EXERCISE TEXT:

2021-09-09 11:59 PM
Dear ST Engineer,
I have downloaded the AER audio recognition AI app from Github. There are about 50 kinds of audio in the app for training convolutional neural network (CNN). If I need to train a specific audio that I have customized, what should I do?For example, I collected a frame of 20ms data with 48K sampling rate and stored it in array X[960], with 960 data points in total. How do I use this array X to train convolutional neural network (CNN)?In addition, where is the interface function after the trained model is compiled into the project by CUBE.AI?
2021-09-10 12:17 AM
AFAIK you can't train on an embedded chip, just run inference. You do the training on your local machine in easier to handle languages like python. The bad news is that you can't feed audio data directly into a network, you first need to extract and refine its features before feeding a much smaller input of these extractions into your network. After successfully porting your model as a saved file you can then interface your network on the ST-chip with the functions
ai_mynetworkname_create(network)
ai_mynetworkname_init(network, network_config)
ai_mynetworkname_run(network, inputbuffer, outputbuffer)
However, the feature extraction is not handled by this. To get an idea about extraction, view this link: https://www.kdnuggets.com/2020/02/audio-data-analysis-deep-learning-python-part-1.html
2021-09-10 12:30 AM
Thank you for the reply.
The key problem is how to improve the data and input into the network, are there any examples of this?How do data files used to train neural networks go from ADC data to Python supported data files?What tools and software are used?
2021-09-10 12:45 AM
You could send the ADC's data via SPI to a raspberry pi and have it store the data as a wav file. Same goes for an SD-card connected via SPI. Since you need wav-files to train, it HAS to leave your embedded device because it a) doesn't have a filesystem and b) its memory is incredibly small when dealing with wav files. From there on you can use them to train like the guide from the above supplied link.
2021-09-10 01:10 AM
Thank you. Another question is, the data that is used to train the neural network and the data that is used to test the neural network model that has been trained should be the same sample rate and data length, right?
2021-09-10 05:36 AM
If you can assume that every incoming "fresh" data is picked up by the same microphone and program then yes. If you want to classify varying inputs like soundfiles from freesound.org then your network should be trained on diverse datasets. In general: train your model for what you use it. Diverse classification -> diverse training. Constant classification -> constant training.
2021-09-12 06:31 PM
Dear ST Engineer,
AER applications downloaded from https://github.com/Shahnawax/AER-CNN-KERAS, because librosa version upgrade to 0.8.1, some functions have been replaced, where is the new application download?

[Dataset entries]

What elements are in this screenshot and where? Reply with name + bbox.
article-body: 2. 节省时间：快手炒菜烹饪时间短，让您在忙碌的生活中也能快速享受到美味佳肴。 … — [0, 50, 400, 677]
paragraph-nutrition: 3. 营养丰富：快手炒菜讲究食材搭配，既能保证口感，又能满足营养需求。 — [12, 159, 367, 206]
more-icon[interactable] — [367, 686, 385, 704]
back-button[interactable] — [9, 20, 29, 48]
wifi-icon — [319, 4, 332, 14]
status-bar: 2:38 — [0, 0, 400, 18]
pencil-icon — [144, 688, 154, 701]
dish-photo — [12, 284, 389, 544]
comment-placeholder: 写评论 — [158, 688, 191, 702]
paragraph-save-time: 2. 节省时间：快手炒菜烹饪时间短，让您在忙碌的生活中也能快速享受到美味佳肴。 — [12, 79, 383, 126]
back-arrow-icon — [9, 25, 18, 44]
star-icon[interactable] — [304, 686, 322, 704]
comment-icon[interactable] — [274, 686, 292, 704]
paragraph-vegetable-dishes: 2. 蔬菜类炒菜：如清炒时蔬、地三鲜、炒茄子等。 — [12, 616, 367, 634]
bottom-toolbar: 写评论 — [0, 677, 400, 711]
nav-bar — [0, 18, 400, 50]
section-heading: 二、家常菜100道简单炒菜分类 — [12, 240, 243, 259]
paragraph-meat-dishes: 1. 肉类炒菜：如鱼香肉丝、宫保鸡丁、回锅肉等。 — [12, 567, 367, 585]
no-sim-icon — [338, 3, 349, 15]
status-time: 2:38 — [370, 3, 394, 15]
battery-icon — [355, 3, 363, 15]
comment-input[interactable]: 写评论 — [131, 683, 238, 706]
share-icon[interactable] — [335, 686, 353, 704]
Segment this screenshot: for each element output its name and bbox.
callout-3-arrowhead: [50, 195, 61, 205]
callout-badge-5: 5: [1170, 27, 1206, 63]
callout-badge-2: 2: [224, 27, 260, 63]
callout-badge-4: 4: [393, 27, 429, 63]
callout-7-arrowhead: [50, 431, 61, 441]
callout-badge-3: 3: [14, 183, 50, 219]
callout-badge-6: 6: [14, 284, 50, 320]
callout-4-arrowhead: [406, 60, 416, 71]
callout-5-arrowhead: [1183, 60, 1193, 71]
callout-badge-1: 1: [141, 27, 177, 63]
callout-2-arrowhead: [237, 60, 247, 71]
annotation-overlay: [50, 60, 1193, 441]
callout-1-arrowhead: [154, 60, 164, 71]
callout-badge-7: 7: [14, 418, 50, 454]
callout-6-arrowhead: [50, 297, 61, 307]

WORK TO COMPLETE: Transcribe the passage of the forum thread that begins with the words "ai_mynetworkname_init(network, network_config)" and ends with the words "software are used?". The records are independent material and are not connected to the forum thread.

EXERCISE SOLUTION:
ai_mynetworkname_init(network, network_config)
ai_mynetworkname_run(network, inputbuffer, outputbuffer)
However, the feature extraction is not handled by this. To get an idea about extraction, view this link: https://www.kdnuggets.com/2020/02/audio-data-analysis-deep-learning-python-part-1.html
2021-09-10 12:30 AM
Thank you for the reply.
The key problem is how to improve the data and input into the network, are there any examples of this?How do data files used to train neural networks go from ADC data to Python supported data files?What tools and software are used?